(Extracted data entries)
+++

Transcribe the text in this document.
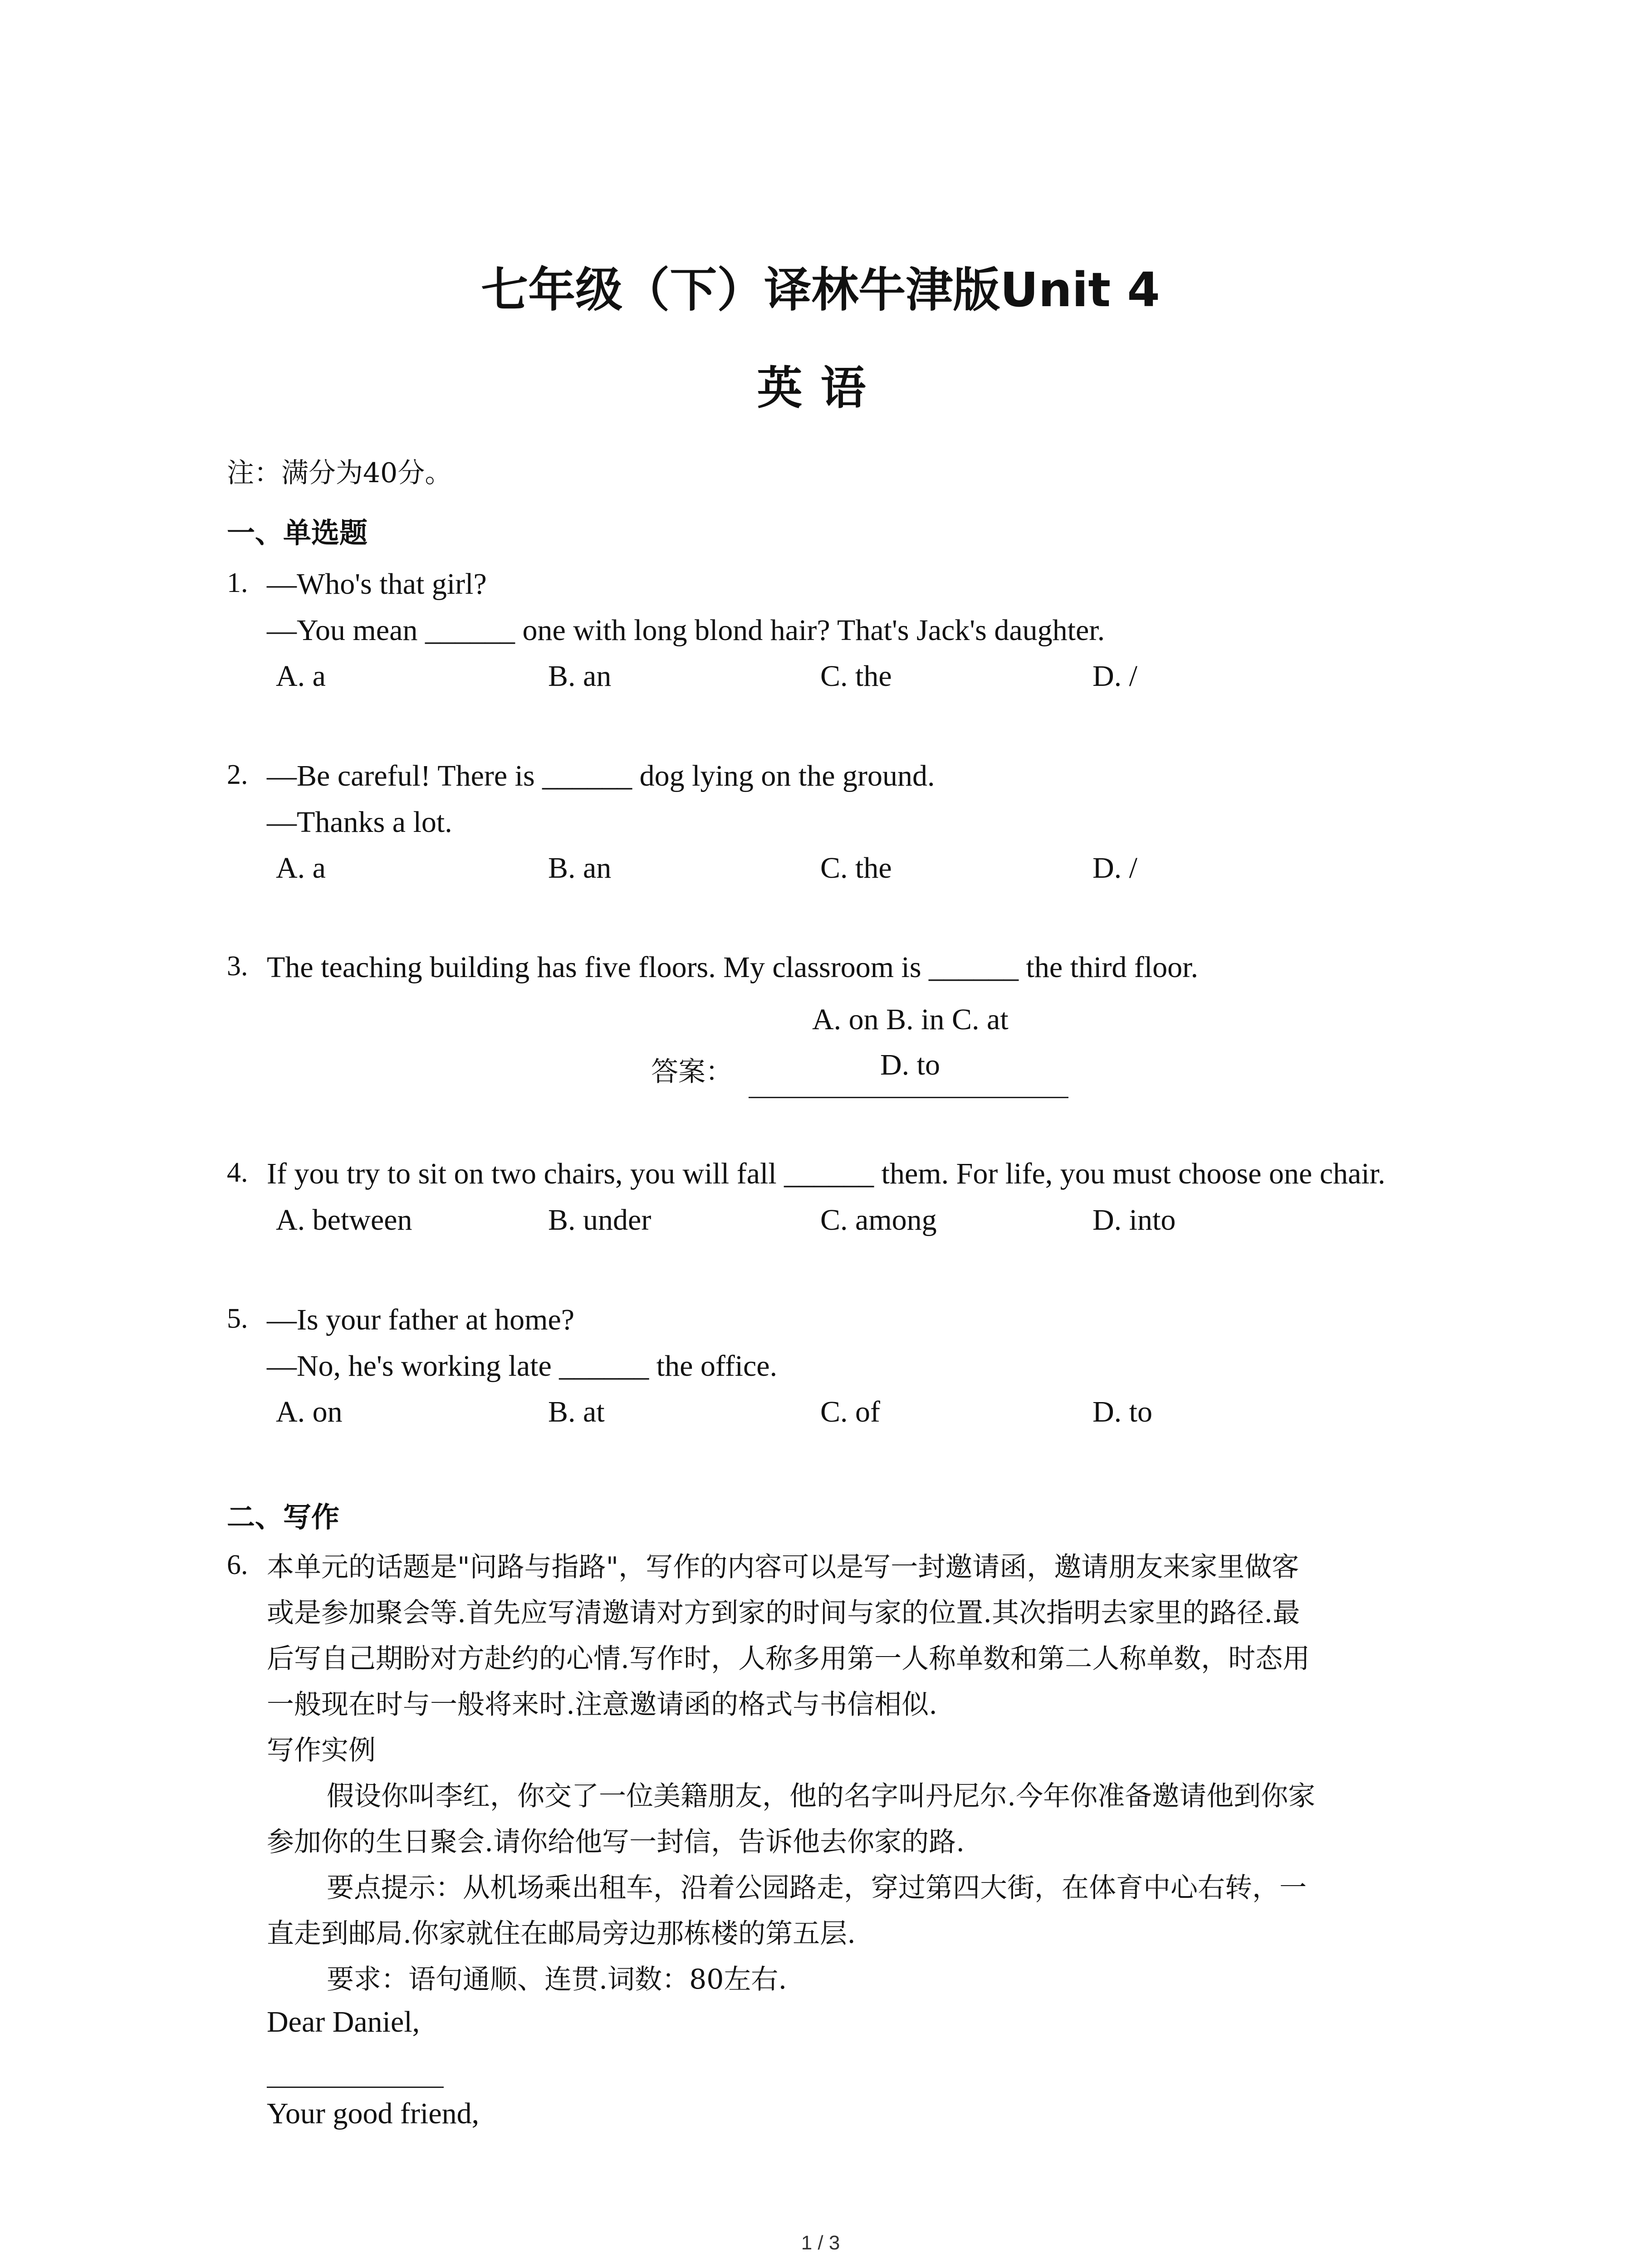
七年级（下）译林牛津版Unit 4
英语
注：满分为40分。
一、单选题
1. —Who's that girl?
—You mean ______ one with long blond hair? That's Jack's daughter.
A. a	B. an	C. the	D. /
2. —Be careful! There is ______ dog lying on the ground.
—Thanks a lot.
A. a	B. an	C. the	D. /
3. The teaching building has five floors. My classroom is ______ the third floor.
A. on B. in C. at
答案：	D. to
4. If you try to sit on two chairs, you will fall ______ them. For life, you must choose one chair.
A. between	B. under	C. among	D. into
5. —Is your father at home?
—No, he's working late ______ the office.
A. on	B. at	C. of	D. to
二、写作
6. 本单元的话题是"问路与指路"，写作的内容可以是写一封邀请函，邀请朋友来家里做客
或是参加聚会等.首先应写清邀请对方到家的时间与家的位置.其次指明去家里的路径.最
后写自己期盼对方赴约的心情.写作时，人称多用第一人称单数和第二人称单数，时态用
一般现在时与一般将来时.注意邀请函的格式与书信相似.
写作实例
假设你叫李红，你交了一位美籍朋友，他的名字叫丹尼尔.今年你准备邀请他到你家
参加你的生日聚会.请你给他写一封信，告诉他去你家的路.
要点提示：从机场乘出租车，沿着公园路走，穿过第四大街，在体育中心右转，一
直走到邮局.你家就住在邮局旁边那栋楼的第五层.
要求：语句通顺、连贯.词数：80左右.
Dear Daniel,
Your good friend,
1 / 3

+++

_STATED EXERCISE_: Write out the data precisely as given, excluding the pictures.

_THE RESULT_:
Transcribe the text in this document.
七年级（下）译林牛津版Unit 4
英语
注：满分为40分。
一、单选题
1. —Who's that girl?
—You mean ______ one with long blond hair? That's Jack's daughter.
A. a	B. an	C. the	D. /
2. —Be careful! There is ______ dog lying on the ground.
—Thanks a lot.
A. a	B. an	C. the	D. /
3. The teaching building has five floors. My classroom is ______ the third floor.
A. on B. in C. at
答案：	D. to
4. If you try to sit on two chairs, you will fall ______ them. For life, you must choose one chair.
A. between	B. under	C. among	D. into
5. —Is your father at home?
—No, he's working late ______ the office.
A. on	B. at	C. of	D. to
二、写作
6. 本单元的话题是"问路与指路"，写作的内容可以是写一封邀请函，邀请朋友来家里做客
或是参加聚会等.首先应写清邀请对方到家的时间与家的位置.其次指明去家里的路径.最
后写自己期盼对方赴约的心情.写作时，人称多用第一人称单数和第二人称单数，时态用
一般现在时与一般将来时.注意邀请函的格式与书信相似.
写作实例
假设你叫李红，你交了一位美籍朋友，他的名字叫丹尼尔.今年你准备邀请他到你家
参加你的生日聚会.请你给他写一封信，告诉他去你家的路.
要点提示：从机场乘出租车，沿着公园路走，穿过第四大街，在体育中心右转，一
直走到邮局.你家就住在邮局旁边那栋楼的第五层.
要求：语句通顺、连贯.词数：80左右.
Dear Daniel,
Your good friend,
1 / 3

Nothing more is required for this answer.